◆ GIVEN REQUEST: From the records, pick out and copy each line containing "ylabel".

'''

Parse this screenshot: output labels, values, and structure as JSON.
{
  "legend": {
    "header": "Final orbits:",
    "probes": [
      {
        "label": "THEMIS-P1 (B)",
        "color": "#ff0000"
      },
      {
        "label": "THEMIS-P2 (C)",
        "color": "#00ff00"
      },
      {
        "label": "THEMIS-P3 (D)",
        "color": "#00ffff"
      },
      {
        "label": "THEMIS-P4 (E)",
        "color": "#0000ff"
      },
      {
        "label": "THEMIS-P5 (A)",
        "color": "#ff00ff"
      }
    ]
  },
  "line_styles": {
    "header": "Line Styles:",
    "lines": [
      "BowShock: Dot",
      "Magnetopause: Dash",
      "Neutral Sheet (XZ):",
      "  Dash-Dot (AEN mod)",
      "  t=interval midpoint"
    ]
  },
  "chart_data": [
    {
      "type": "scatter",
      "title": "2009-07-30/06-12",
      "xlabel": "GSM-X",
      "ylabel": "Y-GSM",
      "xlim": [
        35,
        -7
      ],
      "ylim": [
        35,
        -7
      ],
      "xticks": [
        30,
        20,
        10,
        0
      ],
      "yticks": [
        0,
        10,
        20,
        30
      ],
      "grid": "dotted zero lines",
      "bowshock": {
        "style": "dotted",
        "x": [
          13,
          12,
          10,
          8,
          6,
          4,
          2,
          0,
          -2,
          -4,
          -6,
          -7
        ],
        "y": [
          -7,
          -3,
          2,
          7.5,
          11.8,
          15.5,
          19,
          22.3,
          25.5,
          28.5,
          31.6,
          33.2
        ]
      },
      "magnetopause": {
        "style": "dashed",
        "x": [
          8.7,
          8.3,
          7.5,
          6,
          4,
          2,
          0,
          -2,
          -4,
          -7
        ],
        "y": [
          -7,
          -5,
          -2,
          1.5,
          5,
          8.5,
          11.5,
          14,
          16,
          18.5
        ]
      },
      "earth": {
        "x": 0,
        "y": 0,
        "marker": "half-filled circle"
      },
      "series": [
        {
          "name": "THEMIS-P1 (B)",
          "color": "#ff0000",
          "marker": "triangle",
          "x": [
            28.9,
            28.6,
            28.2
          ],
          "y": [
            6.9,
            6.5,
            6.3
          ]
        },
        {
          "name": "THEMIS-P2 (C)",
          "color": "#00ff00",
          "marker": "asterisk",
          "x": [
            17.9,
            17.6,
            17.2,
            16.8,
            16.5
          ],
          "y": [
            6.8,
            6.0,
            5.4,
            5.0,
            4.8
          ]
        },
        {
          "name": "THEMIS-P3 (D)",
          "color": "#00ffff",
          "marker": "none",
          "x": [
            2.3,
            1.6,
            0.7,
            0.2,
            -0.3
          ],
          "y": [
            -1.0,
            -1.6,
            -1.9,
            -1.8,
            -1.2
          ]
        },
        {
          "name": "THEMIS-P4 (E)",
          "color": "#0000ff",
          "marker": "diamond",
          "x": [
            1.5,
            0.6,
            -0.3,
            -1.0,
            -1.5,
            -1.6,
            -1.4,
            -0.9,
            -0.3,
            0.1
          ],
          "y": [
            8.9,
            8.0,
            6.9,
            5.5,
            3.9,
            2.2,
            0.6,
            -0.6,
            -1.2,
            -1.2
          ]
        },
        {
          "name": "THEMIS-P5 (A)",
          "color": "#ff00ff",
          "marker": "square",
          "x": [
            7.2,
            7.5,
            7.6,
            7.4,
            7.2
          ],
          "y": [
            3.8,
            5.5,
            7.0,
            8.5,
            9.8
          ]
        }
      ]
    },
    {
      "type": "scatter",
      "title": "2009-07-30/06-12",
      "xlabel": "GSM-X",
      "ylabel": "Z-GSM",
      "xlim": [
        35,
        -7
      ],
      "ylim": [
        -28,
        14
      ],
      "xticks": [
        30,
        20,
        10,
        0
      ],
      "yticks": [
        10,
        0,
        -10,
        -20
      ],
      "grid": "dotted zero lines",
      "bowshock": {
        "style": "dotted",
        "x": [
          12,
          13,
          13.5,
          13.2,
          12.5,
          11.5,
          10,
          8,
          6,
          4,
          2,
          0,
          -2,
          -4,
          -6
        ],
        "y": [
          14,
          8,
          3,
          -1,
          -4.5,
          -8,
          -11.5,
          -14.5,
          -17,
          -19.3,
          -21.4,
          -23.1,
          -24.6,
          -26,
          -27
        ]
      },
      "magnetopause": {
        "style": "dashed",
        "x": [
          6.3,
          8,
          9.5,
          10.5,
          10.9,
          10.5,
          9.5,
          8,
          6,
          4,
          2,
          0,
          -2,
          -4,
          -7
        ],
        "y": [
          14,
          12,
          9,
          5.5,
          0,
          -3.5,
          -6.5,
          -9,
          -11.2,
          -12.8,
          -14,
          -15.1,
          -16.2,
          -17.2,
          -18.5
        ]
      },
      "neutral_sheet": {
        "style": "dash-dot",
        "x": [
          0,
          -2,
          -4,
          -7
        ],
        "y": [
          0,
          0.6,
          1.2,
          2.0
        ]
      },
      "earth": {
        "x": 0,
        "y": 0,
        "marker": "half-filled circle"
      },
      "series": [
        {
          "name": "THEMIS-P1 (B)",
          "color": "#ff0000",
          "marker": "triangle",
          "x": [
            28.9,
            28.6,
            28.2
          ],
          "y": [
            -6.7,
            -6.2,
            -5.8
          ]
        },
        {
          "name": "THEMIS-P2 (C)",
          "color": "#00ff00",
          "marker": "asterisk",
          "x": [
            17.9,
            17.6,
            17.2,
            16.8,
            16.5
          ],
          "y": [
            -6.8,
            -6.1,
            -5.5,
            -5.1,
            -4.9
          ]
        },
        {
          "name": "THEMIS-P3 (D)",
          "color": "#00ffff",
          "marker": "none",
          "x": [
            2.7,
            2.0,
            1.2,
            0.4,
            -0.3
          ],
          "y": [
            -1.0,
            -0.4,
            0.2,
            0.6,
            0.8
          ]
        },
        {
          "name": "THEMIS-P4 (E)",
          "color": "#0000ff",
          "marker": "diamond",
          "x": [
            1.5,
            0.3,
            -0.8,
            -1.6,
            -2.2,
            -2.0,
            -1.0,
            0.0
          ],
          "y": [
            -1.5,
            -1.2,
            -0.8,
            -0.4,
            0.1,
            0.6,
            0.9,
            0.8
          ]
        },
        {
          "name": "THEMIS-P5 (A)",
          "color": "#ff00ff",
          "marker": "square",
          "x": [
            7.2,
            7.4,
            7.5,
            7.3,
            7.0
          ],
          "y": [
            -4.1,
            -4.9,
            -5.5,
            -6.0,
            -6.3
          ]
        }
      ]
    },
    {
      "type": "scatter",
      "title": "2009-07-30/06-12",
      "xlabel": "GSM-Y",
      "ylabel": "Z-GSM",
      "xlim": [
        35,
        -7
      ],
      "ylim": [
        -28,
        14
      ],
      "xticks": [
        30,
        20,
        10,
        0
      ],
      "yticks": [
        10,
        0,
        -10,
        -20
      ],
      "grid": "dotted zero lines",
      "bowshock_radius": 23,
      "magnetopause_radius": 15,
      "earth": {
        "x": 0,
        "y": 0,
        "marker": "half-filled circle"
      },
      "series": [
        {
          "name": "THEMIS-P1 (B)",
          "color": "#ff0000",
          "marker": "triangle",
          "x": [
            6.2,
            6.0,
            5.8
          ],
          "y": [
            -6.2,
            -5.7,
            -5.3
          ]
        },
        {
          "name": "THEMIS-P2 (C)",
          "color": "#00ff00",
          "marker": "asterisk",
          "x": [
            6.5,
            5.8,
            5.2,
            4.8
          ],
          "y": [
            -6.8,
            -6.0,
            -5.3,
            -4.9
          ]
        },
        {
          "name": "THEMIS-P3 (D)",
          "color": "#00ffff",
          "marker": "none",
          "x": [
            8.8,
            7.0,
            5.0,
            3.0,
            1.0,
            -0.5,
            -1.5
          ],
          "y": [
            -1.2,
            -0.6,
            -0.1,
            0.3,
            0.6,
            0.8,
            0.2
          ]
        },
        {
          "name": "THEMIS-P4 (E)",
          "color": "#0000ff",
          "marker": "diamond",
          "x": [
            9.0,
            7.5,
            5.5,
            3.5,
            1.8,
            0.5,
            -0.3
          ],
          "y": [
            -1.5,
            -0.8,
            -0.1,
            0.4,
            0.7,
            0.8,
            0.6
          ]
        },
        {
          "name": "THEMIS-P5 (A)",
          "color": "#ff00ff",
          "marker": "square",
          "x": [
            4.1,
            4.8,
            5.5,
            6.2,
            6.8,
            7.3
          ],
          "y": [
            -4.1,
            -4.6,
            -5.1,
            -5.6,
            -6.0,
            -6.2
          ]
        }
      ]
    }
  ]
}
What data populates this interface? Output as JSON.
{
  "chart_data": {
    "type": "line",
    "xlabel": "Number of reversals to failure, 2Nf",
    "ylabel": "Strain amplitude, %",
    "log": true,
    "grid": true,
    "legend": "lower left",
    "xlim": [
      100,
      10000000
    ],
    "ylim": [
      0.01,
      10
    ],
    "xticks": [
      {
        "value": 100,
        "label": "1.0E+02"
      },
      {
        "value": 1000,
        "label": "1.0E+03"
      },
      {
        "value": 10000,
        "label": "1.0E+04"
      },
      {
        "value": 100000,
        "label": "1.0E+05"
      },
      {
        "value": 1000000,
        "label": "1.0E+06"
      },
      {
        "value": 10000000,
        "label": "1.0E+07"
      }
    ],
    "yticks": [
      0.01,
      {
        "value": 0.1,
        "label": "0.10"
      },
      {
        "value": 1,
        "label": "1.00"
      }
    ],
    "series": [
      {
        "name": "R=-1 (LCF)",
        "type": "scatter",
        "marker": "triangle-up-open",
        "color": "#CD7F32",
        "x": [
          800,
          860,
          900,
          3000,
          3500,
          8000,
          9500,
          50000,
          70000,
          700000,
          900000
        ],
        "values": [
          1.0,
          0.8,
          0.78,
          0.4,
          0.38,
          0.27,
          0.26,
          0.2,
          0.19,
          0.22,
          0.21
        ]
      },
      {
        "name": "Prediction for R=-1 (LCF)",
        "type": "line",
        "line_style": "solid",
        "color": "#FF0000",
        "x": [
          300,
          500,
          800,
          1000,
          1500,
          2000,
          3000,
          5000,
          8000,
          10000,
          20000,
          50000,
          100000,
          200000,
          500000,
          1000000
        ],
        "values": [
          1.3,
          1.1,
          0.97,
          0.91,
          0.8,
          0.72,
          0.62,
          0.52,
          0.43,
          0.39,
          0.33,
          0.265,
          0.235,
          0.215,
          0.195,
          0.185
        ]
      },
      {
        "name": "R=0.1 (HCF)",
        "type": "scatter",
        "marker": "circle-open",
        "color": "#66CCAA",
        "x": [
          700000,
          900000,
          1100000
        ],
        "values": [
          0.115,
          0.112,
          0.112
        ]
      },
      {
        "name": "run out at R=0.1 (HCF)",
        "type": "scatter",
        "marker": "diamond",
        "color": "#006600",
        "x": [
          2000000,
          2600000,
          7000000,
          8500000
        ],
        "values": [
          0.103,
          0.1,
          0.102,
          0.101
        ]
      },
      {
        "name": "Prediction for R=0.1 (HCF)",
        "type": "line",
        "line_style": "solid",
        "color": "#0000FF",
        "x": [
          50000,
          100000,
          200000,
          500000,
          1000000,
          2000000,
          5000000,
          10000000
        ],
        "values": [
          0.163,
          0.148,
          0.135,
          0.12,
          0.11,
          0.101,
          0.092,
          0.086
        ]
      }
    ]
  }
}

'''

◆ FULL SOLUTION:
      "ylabel": "Y-GSM",
      "ylabel": "Z-GSM",
      "ylabel": "Z-GSM",
    "ylabel": "Strain amplitude, %",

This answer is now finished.